-- start Data in this exercise --

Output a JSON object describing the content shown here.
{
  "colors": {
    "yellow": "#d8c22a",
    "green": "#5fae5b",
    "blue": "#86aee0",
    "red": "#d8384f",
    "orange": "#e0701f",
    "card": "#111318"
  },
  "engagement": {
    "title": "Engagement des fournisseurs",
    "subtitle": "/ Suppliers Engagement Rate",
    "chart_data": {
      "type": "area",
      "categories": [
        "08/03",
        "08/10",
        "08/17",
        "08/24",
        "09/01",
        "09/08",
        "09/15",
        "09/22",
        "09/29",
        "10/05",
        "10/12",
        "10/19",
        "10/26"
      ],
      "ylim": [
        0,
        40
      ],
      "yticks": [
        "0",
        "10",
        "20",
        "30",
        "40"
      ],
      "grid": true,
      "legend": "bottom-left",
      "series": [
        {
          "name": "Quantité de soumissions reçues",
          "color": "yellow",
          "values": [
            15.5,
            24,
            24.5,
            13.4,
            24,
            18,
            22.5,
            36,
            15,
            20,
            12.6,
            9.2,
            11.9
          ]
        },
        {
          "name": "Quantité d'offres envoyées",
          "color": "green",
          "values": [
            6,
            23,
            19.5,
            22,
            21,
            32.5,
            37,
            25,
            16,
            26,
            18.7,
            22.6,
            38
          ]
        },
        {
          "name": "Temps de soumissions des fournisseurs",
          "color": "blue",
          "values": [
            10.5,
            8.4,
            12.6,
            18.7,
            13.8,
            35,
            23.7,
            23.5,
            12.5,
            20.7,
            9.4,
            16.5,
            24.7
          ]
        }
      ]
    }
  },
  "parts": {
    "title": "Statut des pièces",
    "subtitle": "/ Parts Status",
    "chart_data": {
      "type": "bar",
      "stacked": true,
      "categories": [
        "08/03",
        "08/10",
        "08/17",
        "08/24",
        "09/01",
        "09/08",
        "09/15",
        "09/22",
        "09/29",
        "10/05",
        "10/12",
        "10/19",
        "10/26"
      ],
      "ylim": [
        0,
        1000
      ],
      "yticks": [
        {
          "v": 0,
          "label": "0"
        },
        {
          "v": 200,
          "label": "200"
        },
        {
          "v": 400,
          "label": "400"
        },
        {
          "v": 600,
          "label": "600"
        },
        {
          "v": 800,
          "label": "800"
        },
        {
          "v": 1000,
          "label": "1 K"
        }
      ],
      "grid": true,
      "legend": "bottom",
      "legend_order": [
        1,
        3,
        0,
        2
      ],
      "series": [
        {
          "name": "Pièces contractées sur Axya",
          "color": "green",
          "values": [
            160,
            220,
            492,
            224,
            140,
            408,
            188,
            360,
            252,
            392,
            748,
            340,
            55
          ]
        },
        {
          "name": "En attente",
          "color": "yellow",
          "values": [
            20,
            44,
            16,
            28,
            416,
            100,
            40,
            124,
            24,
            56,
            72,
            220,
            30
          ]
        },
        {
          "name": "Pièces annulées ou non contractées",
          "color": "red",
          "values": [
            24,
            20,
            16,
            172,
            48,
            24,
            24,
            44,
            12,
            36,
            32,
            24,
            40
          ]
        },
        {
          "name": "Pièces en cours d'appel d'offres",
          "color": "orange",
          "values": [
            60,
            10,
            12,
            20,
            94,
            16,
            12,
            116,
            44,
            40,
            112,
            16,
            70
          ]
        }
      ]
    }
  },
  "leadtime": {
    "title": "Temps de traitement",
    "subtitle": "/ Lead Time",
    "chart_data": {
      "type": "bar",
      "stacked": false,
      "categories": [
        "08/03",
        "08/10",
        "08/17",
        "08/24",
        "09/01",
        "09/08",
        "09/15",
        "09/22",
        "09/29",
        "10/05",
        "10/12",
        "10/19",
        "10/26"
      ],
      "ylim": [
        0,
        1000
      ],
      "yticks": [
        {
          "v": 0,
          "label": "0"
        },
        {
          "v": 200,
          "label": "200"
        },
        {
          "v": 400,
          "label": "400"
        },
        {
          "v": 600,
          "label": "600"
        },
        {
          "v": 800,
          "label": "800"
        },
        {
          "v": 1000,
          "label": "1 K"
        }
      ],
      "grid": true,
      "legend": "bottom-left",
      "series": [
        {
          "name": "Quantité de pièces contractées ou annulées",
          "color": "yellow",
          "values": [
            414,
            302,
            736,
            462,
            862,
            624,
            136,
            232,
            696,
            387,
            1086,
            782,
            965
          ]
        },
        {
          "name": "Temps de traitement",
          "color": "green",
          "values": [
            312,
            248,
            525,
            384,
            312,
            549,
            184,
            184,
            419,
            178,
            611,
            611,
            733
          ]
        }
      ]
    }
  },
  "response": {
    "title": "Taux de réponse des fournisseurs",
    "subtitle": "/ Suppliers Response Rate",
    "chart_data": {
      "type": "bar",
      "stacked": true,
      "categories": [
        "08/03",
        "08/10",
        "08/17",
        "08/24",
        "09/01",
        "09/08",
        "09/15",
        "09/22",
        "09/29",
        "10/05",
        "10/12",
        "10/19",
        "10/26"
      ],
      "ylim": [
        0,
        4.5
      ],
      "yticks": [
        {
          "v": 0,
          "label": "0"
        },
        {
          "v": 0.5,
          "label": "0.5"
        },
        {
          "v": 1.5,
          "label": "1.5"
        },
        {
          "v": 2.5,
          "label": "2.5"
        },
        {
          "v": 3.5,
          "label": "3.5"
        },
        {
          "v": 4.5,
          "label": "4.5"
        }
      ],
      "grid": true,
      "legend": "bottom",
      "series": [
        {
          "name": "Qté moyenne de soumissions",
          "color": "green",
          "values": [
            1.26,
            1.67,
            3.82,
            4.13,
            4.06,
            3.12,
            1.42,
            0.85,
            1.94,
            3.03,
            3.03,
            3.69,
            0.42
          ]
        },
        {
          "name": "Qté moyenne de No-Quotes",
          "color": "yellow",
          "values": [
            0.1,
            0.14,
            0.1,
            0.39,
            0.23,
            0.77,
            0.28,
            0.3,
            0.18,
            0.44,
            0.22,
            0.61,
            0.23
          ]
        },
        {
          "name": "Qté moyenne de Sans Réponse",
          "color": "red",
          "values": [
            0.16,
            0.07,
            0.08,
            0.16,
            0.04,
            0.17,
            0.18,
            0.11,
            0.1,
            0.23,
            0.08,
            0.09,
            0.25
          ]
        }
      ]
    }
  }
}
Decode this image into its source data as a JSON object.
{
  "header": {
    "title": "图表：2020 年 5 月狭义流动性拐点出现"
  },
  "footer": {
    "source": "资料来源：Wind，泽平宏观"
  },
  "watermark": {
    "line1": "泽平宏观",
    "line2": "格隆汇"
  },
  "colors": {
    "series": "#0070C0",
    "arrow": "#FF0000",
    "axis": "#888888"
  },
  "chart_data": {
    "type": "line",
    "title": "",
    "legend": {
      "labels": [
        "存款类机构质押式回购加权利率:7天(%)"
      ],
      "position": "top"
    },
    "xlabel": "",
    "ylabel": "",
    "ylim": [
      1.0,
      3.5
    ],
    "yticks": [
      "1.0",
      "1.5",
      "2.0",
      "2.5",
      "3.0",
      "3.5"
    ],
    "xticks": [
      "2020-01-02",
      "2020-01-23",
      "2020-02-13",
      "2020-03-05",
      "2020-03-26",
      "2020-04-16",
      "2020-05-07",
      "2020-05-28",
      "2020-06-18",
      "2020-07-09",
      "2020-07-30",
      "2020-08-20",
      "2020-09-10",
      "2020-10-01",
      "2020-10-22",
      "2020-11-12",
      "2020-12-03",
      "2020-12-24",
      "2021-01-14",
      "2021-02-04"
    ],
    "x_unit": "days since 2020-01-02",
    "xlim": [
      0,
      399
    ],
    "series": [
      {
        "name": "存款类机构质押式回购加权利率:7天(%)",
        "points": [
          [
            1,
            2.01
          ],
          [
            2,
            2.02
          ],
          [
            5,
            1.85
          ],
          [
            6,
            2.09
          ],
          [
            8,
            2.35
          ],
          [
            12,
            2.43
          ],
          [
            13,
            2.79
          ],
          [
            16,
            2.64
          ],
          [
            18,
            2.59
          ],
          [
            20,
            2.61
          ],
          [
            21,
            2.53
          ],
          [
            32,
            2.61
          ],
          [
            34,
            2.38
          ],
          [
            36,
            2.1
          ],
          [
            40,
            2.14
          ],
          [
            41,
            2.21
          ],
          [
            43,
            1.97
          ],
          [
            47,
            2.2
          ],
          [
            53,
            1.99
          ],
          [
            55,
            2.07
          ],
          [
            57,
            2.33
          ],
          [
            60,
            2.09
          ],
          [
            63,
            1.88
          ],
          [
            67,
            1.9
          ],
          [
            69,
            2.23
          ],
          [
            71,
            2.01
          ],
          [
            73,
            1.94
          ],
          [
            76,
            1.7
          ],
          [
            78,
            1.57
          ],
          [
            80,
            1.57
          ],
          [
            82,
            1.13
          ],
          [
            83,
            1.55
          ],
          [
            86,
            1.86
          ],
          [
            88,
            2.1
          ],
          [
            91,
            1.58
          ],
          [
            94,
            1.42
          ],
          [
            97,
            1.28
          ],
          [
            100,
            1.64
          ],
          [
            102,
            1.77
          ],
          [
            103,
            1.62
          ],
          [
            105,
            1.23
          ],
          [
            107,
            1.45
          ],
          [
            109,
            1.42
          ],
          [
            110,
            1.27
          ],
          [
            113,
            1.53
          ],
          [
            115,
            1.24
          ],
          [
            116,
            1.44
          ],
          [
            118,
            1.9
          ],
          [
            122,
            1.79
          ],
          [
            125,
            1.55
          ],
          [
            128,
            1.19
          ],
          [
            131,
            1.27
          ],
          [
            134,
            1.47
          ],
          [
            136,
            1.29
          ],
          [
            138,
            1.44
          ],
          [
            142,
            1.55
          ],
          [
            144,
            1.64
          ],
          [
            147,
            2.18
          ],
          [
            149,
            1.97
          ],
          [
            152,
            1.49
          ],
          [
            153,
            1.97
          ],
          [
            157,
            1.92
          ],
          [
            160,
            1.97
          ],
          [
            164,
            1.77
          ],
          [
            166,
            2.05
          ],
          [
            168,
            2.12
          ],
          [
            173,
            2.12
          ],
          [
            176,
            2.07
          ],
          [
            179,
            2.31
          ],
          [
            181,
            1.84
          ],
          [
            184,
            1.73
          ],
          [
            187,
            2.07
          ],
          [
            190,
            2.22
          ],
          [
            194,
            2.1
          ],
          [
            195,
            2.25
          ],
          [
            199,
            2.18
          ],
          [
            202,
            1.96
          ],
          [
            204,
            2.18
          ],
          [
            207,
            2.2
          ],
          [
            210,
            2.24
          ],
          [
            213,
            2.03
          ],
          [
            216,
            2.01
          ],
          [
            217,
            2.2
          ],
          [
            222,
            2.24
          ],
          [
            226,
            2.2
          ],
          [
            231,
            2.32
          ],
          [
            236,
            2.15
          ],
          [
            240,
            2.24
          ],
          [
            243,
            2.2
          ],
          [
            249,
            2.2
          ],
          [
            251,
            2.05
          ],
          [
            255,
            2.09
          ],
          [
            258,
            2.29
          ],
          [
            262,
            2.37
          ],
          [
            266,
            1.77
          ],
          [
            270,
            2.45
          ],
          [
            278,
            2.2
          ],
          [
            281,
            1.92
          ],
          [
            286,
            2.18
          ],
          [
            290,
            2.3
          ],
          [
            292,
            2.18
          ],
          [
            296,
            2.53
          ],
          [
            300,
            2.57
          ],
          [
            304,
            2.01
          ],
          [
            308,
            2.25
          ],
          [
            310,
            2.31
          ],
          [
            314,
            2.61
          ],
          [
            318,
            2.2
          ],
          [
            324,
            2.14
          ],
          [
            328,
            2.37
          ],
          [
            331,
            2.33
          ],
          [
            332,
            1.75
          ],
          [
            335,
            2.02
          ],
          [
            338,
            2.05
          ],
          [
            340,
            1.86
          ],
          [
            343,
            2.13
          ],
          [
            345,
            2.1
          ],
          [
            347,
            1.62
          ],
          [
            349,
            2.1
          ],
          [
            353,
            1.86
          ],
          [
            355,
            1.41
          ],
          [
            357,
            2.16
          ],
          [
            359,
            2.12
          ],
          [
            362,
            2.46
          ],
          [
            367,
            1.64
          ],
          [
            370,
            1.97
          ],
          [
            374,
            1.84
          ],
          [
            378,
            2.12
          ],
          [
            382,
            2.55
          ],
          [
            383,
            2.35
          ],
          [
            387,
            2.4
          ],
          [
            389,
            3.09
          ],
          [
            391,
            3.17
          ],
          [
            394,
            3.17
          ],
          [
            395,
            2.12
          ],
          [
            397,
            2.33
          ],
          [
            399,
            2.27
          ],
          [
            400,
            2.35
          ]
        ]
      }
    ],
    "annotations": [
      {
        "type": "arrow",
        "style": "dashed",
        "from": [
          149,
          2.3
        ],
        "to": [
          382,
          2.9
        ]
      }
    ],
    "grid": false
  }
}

-- end Data in this exercise --

What the task asks: Give every line of the material that includes the string "Quantité".

Result below:
          "name": "Quantité de soumissions reçues",
          "name": "Quantité d'offres envoyées",
          "name": "Quantité de pièces contractées ou annulées",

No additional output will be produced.